_Set task_: In the listing below, locate the line containing "Transcribe the text in this document." and copy it and every line after it through the end, exactly as written, leaving out any pictures.

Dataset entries
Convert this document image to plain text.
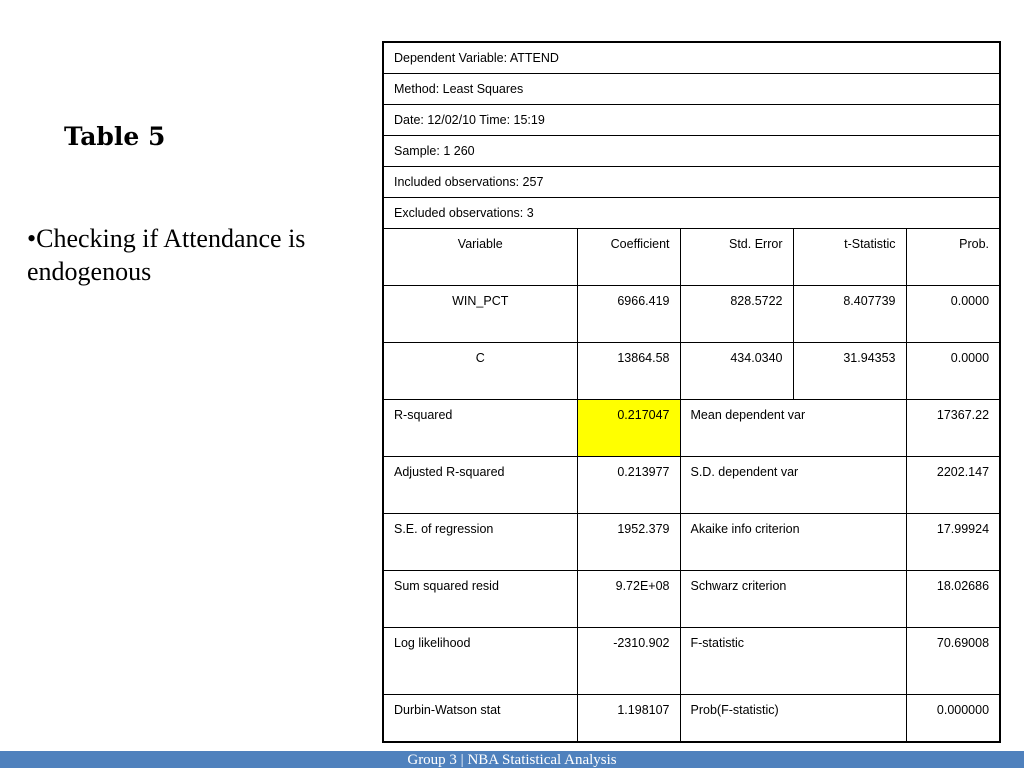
Table 5
•Checking if Attendance is endogenous
Dependent Variable: ATTEND				
Method: Least Squares				
Date: 12/02/10 Time: 15:19				
Sample: 1 260				
Included observations: 257				
Excluded observations: 3				
Variable	Coefficient	Std. Error	t-Statistic	Prob.
WIN_PCT	6966.419	828.5722	8.407739	0.0000
C	13864.58	434.0340	31.94353	0.0000
R-squared	0.217047	Mean dependent var		17367.22
Adjusted R-squared	0.213977	S.D. dependent var		2202.147
S.E. of regression	1952.379	Akaike info criterion		17.99924
Sum squared resid	9.72E+08	Schwarz criterion		18.02686
Log likelihood	-2310.902	F-statistic		70.69008
Durbin-Watson stat	1.198107	Prob(F-statistic)		0.000000
Group 3 | NBA Statistical Analysis
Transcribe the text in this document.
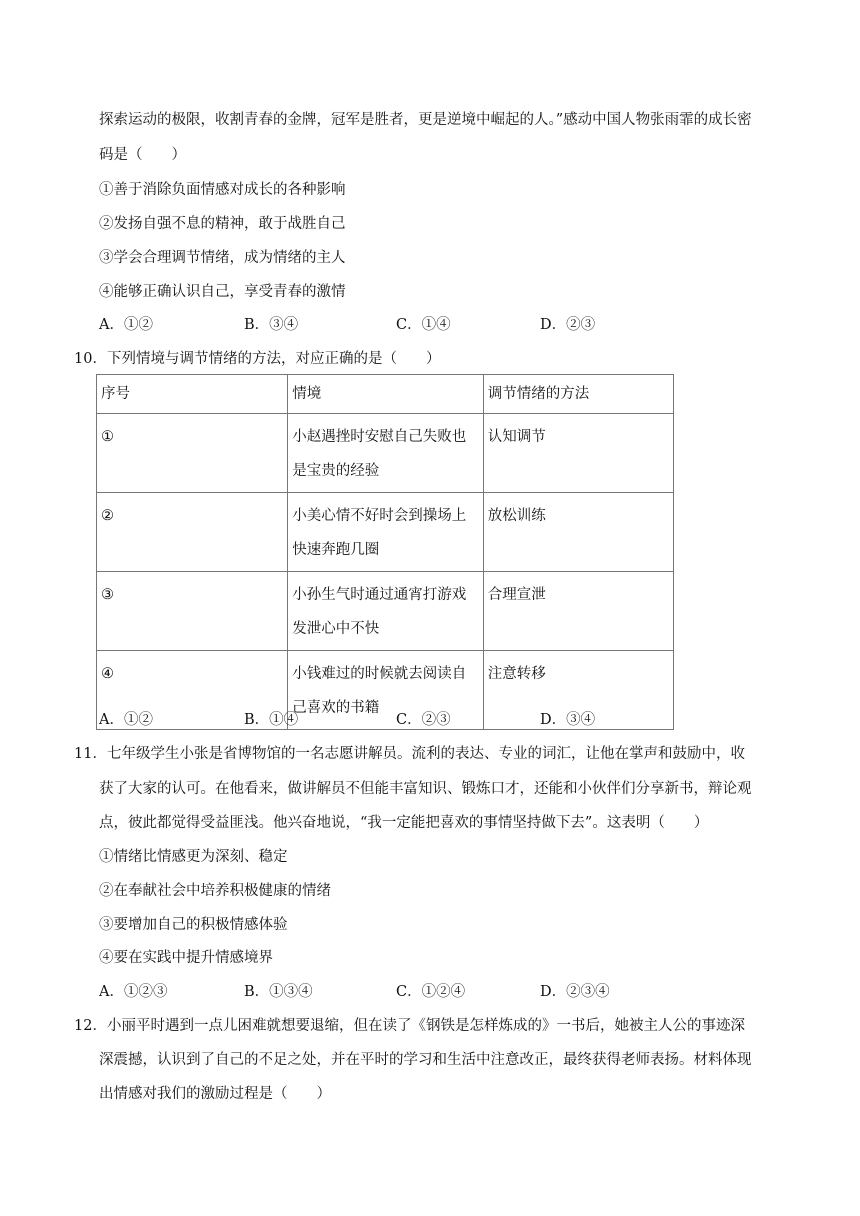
探索运动的极限，收割青春的金牌，冠军是胜者，更是逆境中崛起的人。”感动中国人物张雨霏的成长密
码是（　　）
①善于消除负面情感对成长的各种影响
②发扬自强不息的精神，敢于战胜自己
③学会合理调节情绪，成为情绪的主人
④能够正确认识自己，享受青春的激情
A．①②	B．③④	C．①④	D．②③
10．下列情境与调节情绪的方法，对应正确的是（　　）
序号	情境	调节情绪的方法
①	小赵遇挫时安慰自己失败也是宝贵的经验	认知调节
②	小美心情不好时会到操场上快速奔跑几圈	放松训练
③	小孙生气时通过通宵打游戏发泄心中不快	合理宣泄
④	小钱难过的时候就去阅读自己喜欢的书籍	注意转移
A．①②	B．①④	C．②③	D．③④
11．七年级学生小张是省博物馆的一名志愿讲解员。流利的表达、专业的词汇，让他在掌声和鼓励中，收
获了大家的认可。在他看来，做讲解员不但能丰富知识、锻炼口才，还能和小伙伴们分享新书，辩论观
点，彼此都觉得受益匪浅。他兴奋地说，“我一定能把喜欢的事情坚持做下去”。这表明（　　）
①情绪比情感更为深刻、稳定
②在奉献社会中培养积极健康的情绪
③要增加自己的积极情感体验
④要在实践中提升情感境界
A．①②③	B．①③④	C．①②④	D．②③④
12．小丽平时遇到一点儿困难就想要退缩，但在读了《钢铁是怎样炼成的》一书后，她被主人公的事迹深
深震撼，认识到了自己的不足之处，并在平时的学习和生活中注意改正，最终获得老师表扬。材料体现
出情感对我们的激励过程是（　　）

_Result_:
Transcribe the text in this document.
探索运动的极限，收割青春的金牌，冠军是胜者，更是逆境中崛起的人。”感动中国人物张雨霏的成长密
码是（　　）
①善于消除负面情感对成长的各种影响
②发扬自强不息的精神，敢于战胜自己
③学会合理调节情绪，成为情绪的主人
④能够正确认识自己，享受青春的激情
A．①②	B．③④	C．①④	D．②③
10．下列情境与调节情绪的方法，对应正确的是（　　）
序号	情境	调节情绪的方法
①	小赵遇挫时安慰自己失败也是宝贵的经验	认知调节
②	小美心情不好时会到操场上快速奔跑几圈	放松训练
③	小孙生气时通过通宵打游戏发泄心中不快	合理宣泄
④	小钱难过的时候就去阅读自己喜欢的书籍	注意转移
A．①②	B．①④	C．②③	D．③④
11．七年级学生小张是省博物馆的一名志愿讲解员。流利的表达、专业的词汇，让他在掌声和鼓励中，收
获了大家的认可。在他看来，做讲解员不但能丰富知识、锻炼口才，还能和小伙伴们分享新书，辩论观
点，彼此都觉得受益匪浅。他兴奋地说，“我一定能把喜欢的事情坚持做下去”。这表明（　　）
①情绪比情感更为深刻、稳定
②在奉献社会中培养积极健康的情绪
③要增加自己的积极情感体验
④要在实践中提升情感境界
A．①②③	B．①③④	C．①②④	D．②③④
12．小丽平时遇到一点儿困难就想要退缩，但在读了《钢铁是怎样炼成的》一书后，她被主人公的事迹深
深震撼，认识到了自己的不足之处，并在平时的学习和生活中注意改正，最终获得老师表扬。材料体现
出情感对我们的激励过程是（　　）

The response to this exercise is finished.